> _WHAT NEEDS TO BE DONE_
What lines of the data hold the string "Ajustar"? Pull each one out.

○ ○ ○ ○ ○

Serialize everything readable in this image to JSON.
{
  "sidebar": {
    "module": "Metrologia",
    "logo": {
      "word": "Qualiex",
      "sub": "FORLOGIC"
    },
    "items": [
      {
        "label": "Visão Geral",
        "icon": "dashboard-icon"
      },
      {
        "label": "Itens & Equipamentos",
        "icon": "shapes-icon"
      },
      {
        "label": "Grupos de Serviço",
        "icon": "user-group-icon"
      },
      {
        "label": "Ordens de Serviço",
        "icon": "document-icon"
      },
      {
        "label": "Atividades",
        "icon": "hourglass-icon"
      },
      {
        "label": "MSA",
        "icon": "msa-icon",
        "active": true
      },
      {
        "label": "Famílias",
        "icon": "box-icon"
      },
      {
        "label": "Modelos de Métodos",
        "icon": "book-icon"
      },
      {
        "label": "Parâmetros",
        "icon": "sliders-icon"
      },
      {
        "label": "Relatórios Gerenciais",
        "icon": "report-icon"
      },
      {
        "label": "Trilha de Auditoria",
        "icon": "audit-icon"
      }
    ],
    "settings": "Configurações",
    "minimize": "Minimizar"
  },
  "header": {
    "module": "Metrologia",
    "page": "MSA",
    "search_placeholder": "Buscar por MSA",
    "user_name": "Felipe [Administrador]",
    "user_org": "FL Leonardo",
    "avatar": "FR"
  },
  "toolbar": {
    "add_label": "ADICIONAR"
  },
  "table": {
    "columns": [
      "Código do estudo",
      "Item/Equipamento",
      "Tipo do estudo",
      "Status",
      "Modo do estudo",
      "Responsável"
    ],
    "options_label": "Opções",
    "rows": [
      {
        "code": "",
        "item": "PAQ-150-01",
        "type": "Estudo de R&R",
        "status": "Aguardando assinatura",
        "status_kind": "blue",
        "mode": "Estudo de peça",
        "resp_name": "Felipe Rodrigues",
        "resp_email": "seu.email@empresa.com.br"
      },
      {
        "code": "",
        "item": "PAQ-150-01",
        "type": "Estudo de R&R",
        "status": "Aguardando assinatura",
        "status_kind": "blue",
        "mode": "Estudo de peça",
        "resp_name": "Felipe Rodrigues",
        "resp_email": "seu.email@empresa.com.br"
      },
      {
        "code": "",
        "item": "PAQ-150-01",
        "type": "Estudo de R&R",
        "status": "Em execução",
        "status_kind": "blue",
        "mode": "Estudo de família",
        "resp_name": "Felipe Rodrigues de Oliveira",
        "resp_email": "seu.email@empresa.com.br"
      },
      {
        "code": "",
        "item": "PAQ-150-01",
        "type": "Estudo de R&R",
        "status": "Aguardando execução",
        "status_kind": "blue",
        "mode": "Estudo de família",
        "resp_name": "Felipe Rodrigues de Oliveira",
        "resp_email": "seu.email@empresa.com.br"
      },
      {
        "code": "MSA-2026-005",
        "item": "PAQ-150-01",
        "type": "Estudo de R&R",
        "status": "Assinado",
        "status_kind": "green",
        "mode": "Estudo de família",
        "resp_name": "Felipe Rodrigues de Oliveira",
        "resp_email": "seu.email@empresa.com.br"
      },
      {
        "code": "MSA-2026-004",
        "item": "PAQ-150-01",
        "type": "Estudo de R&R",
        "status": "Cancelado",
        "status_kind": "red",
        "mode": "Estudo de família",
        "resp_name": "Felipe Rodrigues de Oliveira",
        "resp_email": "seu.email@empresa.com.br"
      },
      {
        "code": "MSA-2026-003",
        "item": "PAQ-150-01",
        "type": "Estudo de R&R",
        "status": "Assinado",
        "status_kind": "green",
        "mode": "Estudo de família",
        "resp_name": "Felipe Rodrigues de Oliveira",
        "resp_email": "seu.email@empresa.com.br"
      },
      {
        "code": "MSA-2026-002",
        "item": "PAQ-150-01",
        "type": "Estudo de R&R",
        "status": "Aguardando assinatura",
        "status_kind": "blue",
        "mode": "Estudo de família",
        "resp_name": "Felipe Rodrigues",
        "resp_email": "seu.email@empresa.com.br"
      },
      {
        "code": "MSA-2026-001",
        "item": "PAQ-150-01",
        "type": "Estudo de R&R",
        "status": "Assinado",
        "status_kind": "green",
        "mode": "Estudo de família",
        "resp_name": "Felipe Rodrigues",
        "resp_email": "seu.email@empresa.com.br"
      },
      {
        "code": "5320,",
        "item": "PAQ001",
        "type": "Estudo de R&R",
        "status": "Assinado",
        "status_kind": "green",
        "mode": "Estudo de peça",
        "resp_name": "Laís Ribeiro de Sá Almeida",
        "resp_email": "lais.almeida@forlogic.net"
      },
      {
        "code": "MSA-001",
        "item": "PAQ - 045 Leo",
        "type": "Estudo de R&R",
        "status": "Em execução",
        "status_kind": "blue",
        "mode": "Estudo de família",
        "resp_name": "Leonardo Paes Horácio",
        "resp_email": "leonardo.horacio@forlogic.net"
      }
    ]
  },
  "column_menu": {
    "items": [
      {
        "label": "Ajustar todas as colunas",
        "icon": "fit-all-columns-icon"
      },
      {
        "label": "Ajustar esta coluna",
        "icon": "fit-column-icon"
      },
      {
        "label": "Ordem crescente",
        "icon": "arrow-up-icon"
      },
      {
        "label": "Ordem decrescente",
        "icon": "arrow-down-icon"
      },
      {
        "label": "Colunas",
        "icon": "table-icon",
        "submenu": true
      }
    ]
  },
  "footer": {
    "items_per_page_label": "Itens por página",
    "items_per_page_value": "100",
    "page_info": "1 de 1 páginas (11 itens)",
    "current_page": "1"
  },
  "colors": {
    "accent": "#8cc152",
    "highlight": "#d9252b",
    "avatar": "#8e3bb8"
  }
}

○ ○ ○ ○ ○

> _THE SOLUTION_
        "label": "Ajustar todas as colunas",
        "label": "Ajustar esta coluna",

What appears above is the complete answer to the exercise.